## Start RECORDS

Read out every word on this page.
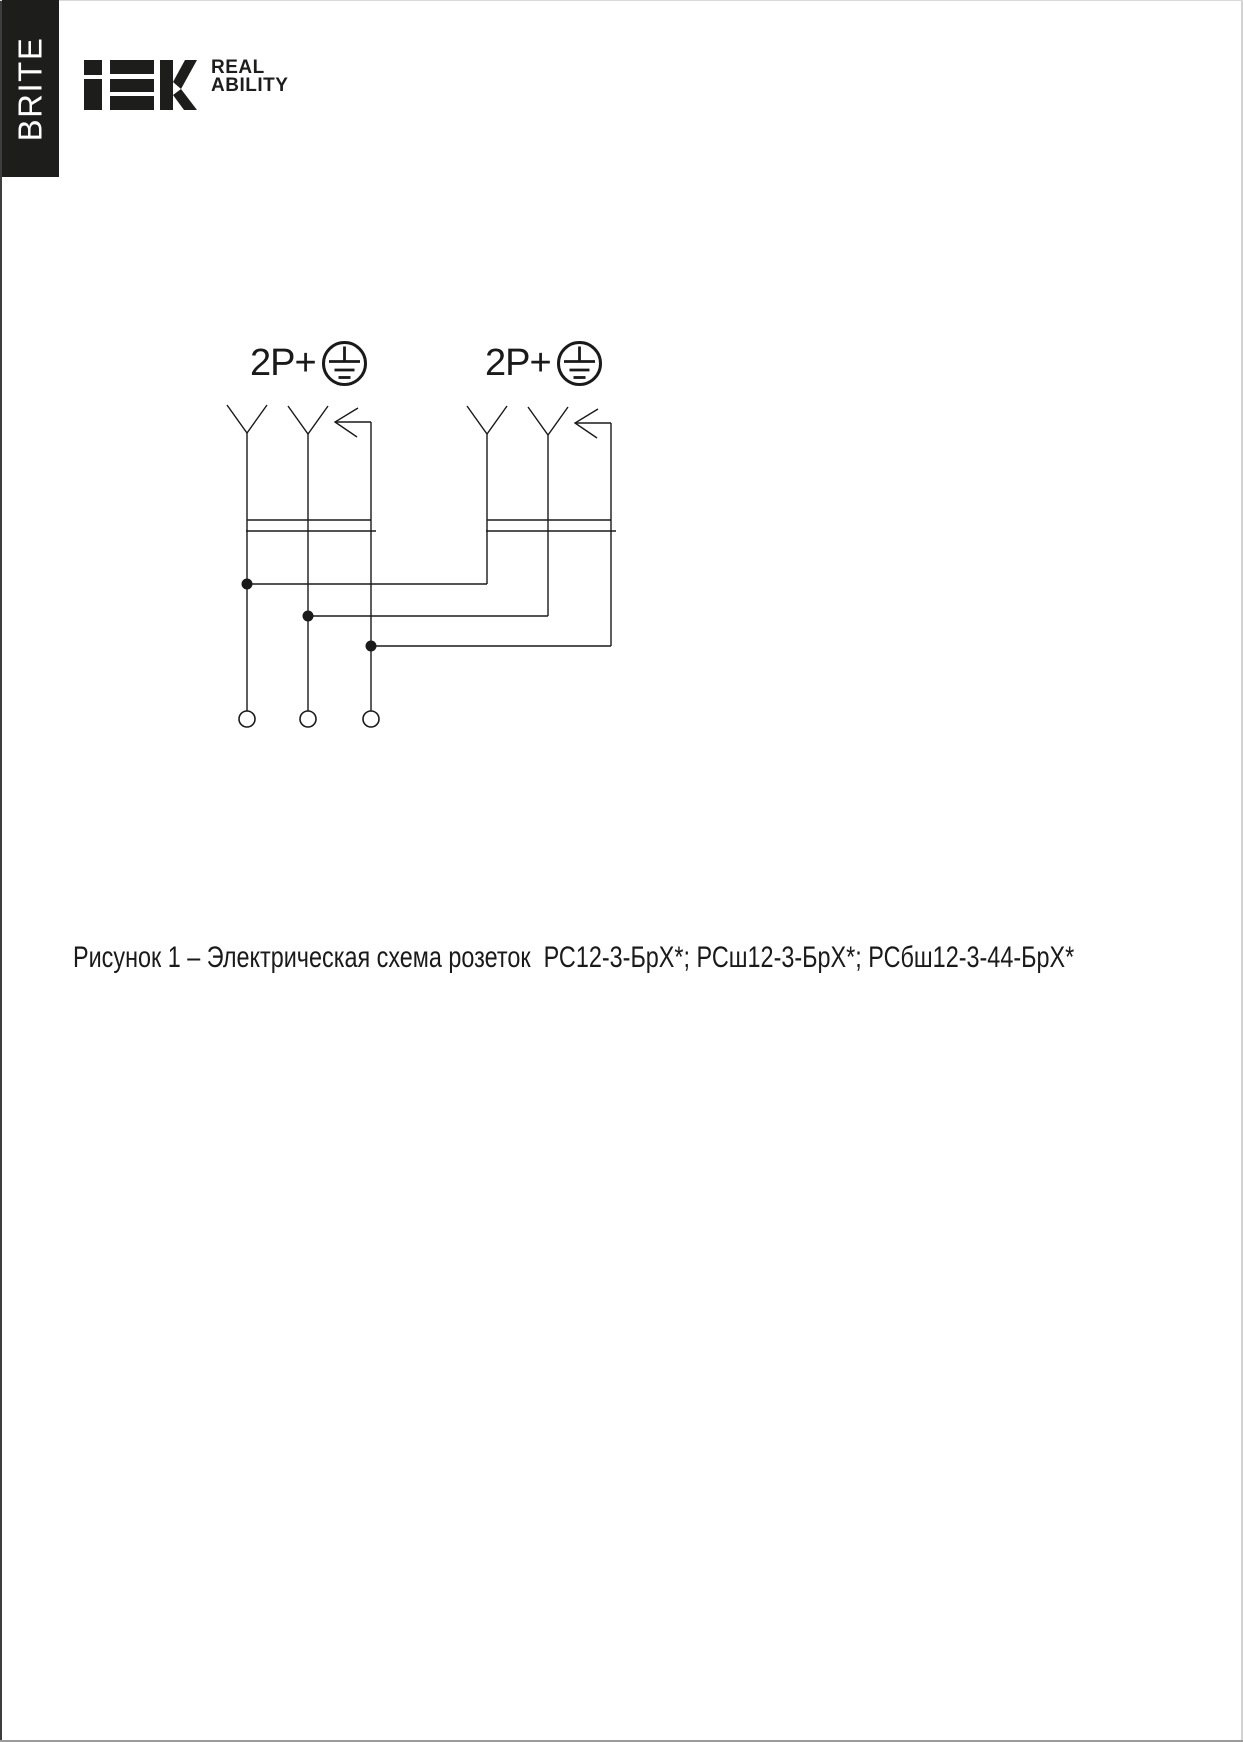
BRITE	REAL
ABILITY
2P+	2P+
Рисунок 1 – Электрическая схема розеток  РС12-3-БрХ*; РСш12-3-БрХ*; РСбш12-3-44-БрХ*
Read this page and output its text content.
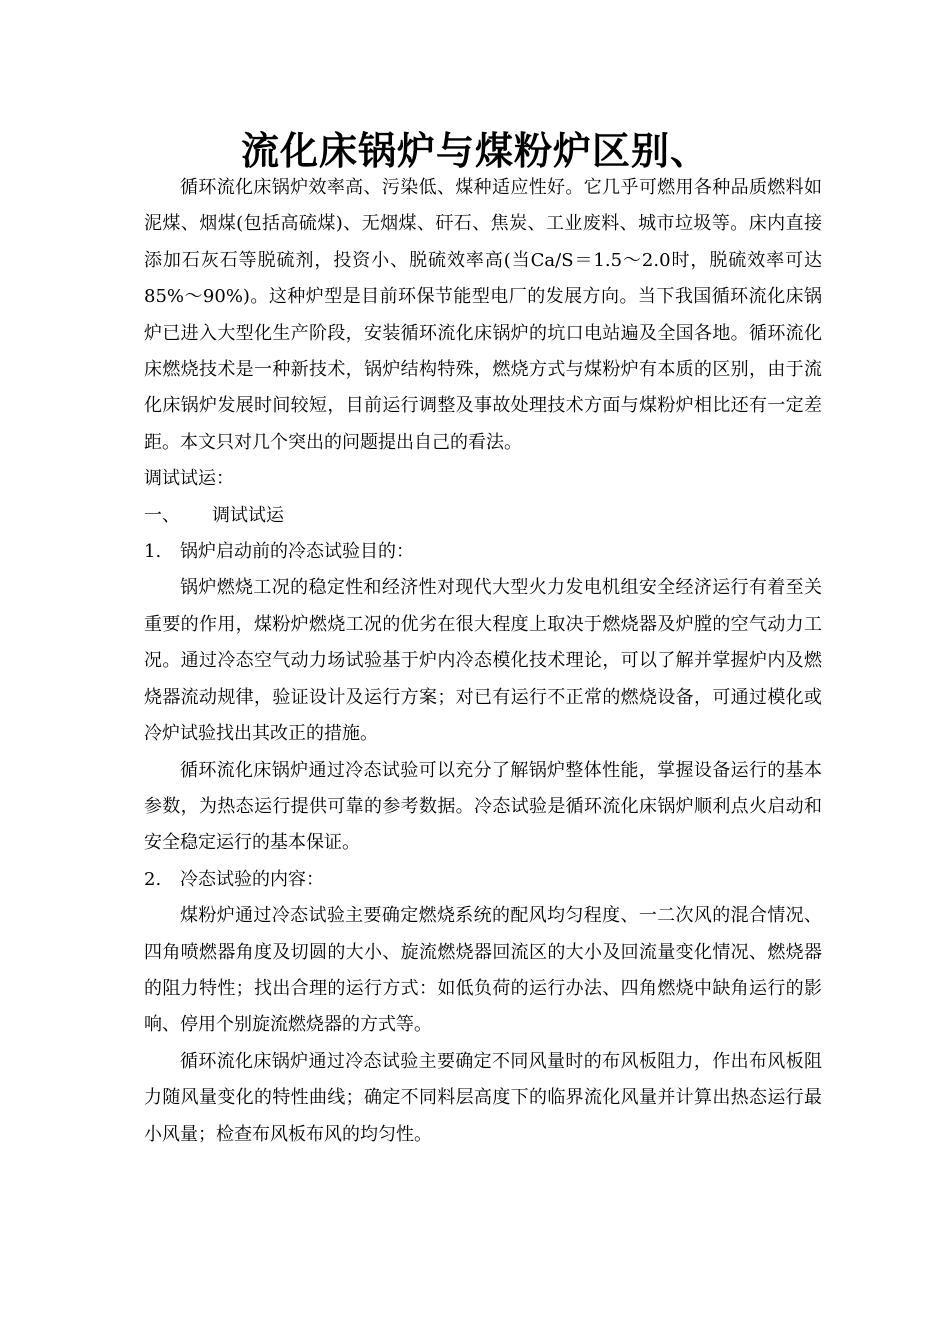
流化床锅炉与煤粉炉区别、

循环流化床锅炉效率高、污染低、煤种适应性好。它几乎可燃用各种品质燃料如泥煤、烟煤(包括高硫煤)、无烟煤、矸石、焦炭、工业废料、城市垃圾等。床内直接添加石灰石等脱硫剂，投资小、脱硫效率高(当Ca/S＝1.5～2.0时，脱硫效率可达85%～90%)。这种炉型是目前环保节能型电厂的发展方向。当下我国循环流化床锅炉已进入大型化生产阶段，安装循环流化床锅炉的坑口电站遍及全国各地。循环流化床燃烧技术是一种新技术，锅炉结构特殊，燃烧方式与煤粉炉有本质的区别，由于流化床锅炉发展时间较短，目前运行调整及事故处理技术方面与煤粉炉相比还有一定差距。本文只对几个突出的问题提出自己的看法。

调试试运：

一、	调试试运

1.	锅炉启动前的冷态试验目的：

锅炉燃烧工况的稳定性和经济性对现代大型火力发电机组安全经济运行有着至关重要的作用，煤粉炉燃烧工况的优劣在很大程度上取决于燃烧器及炉膛的空气动力工况。通过冷态空气动力场试验基于炉内冷态模化技术理论，可以了解并掌握炉内及燃烧器流动规律，验证设计及运行方案；对已有运行不正常的燃烧设备，可通过模化或冷炉试验找出其改正的措施。

循环流化床锅炉通过冷态试验可以充分了解锅炉整体性能，掌握设备运行的基本参数，为热态运行提供可靠的参考数据。冷态试验是循环流化床锅炉顺利点火启动和安全稳定运行的基本保证。

2.	冷态试验的内容：

煤粉炉通过冷态试验主要确定燃烧系统的配风均匀程度、一二次风的混合情况、四角喷燃器角度及切圆的大小、旋流燃烧器回流区的大小及回流量变化情况、燃烧器的阻力特性；找出合理的运行方式：如低负荷的运行办法、四角燃烧中缺角运行的影响、停用个别旋流燃烧器的方式等。

循环流化床锅炉通过冷态试验主要确定不同风量时的布风板阻力，作出布风板阻力随风量变化的特性曲线；确定不同料层高度下的临界流化风量并计算出热态运行最小风量；检查布风板布风的均匀性。
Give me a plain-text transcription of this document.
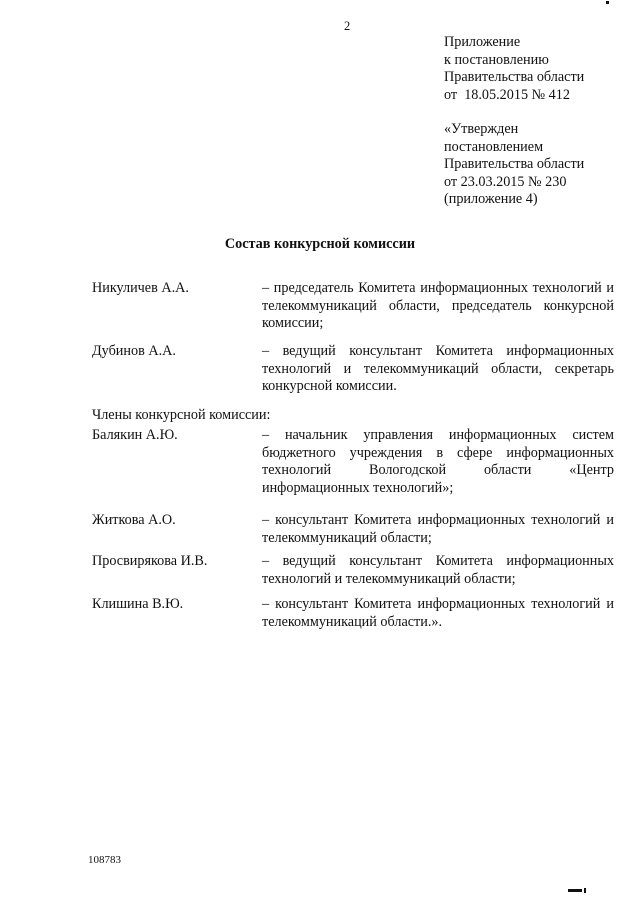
2
Приложение
к постановлению
Правительства области
от  18.05.2015 № 412
«Утвержден
постановлением
Правительства области
от 23.03.2015 № 230
(приложение 4)
Состав конкурсной комиссии
Никуличев А.А.	– председатель Комитета информационных технологий и телекоммуникаций области, председатель конкурсной комиссии;
Дубинов А.А.	– ведущий консультант Комитета информационных технологий и телекоммуникаций области, секретарь конкурсной комиссии.
Члены конкурсной комиссии:
Балякин А.Ю.	– начальник управления информационных систем бюджетного учреждения в сфере информационных технологий Вологодской области «Центр информационных технологий»;
Житкова А.О.	– консультант Комитета информационных технологий и телекоммуникаций области;
Просвирякова И.В.	– ведущий консультант Комитета информационных технологий и телекоммуникаций области;
Клишина В.Ю.	– консультант Комитета информационных технологий и телекоммуникаций области.».
108783
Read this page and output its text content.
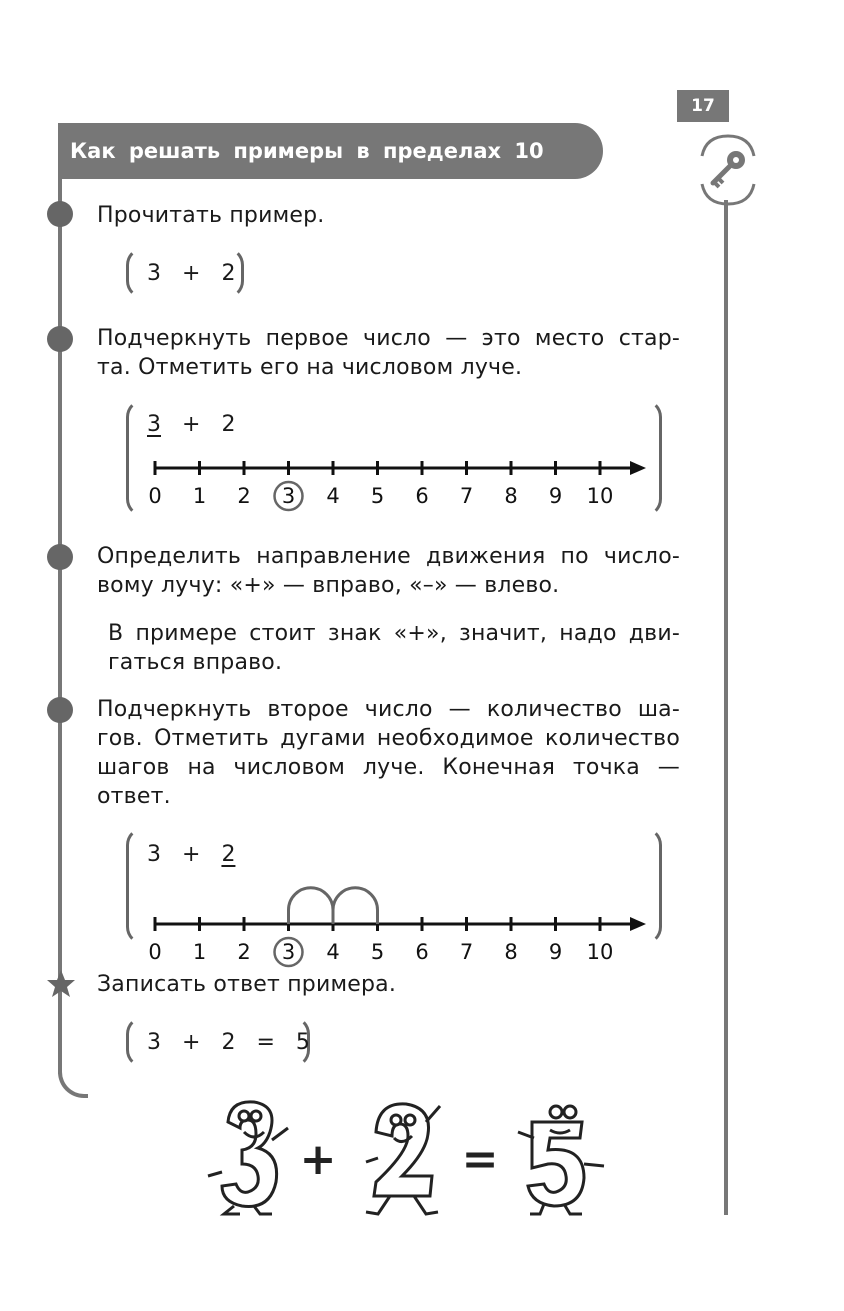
17
Как решать примеры в пределах 10
Прочитать пример.
3 + 2
Подчеркнуть первое число — это место стар-
та. Отметить его на числовом луче.
3 + 2
0 1 2 3 4 5 6 7 8 9 10
Определить направление движения по число-
вому лучу: «+» — вправо, «–» — влево.
В примере стоит знак «+», значит, надо дви-
гаться вправо.
Подчеркнуть второе число — количество ша-
гов. Отметить дугами необходимое количество
шагов на числовом луче. Конечная точка —
ответ.
3 + 2
0 1 2 3 4 5 6 7 8 9 10
Записать ответ примера.
3 + 2 = 5
+	=
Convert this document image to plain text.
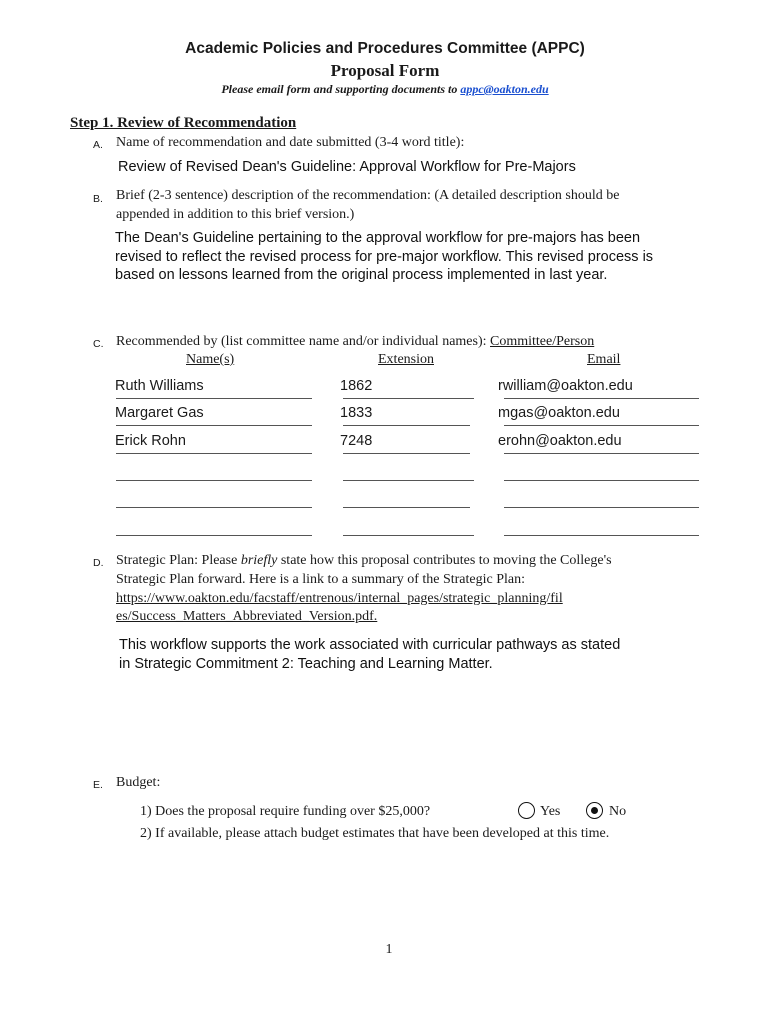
Academic Policies and Procedures Committee (APPC)
Proposal Form
Please email form and supporting documents to appc@oakton.edu
Step 1. Review of Recommendation
A. Name of recommendation and date submitted (3-4 word title):
Review of Revised Dean's Guideline: Approval Workflow for Pre-Majors
B. Brief (2-3 sentence) description of the recommendation: (A detailed description should be
appended in addition to this brief version.)
The Dean's Guideline pertaining to the approval workflow for pre-majors has been
revised to reflect the revised process for pre-major workflow. This revised process is
based on lessons learned from the original process implemented in last year.
C. Recommended by (list committee name and/or individual names): Committee/Person
Name(s)	Extension	Email
Ruth Williams	1862	rwilliam@oakton.edu
Margaret Gas	1833	mgas@oakton.edu
Erick Rohn	7248	erohn@oakton.edu
D. Strategic Plan: Please briefly state how this proposal contributes to moving the College's
Strategic Plan forward. Here is a link to a summary of the Strategic Plan:
https://www.oakton.edu/facstaff/entrenous/internal_pages/strategic_planning/fil
es/Success_Matters_Abbreviated_Version.pdf.
This workflow supports the work associated with curricular pathways as stated
in Strategic Commitment 2: Teaching and Learning Matter.
E. Budget:
1) Does the proposal require funding over $25,000?	Yes	No
2) If available, please attach budget estimates that have been developed at this time.
1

## End RECORDS

**GIVEN REQUEST**: Where a line of the data holds "word", show that line.

**TASK ANSWER**:
Read out every word on this page.
A. Name of recommendation and date submitted (3-4 word title):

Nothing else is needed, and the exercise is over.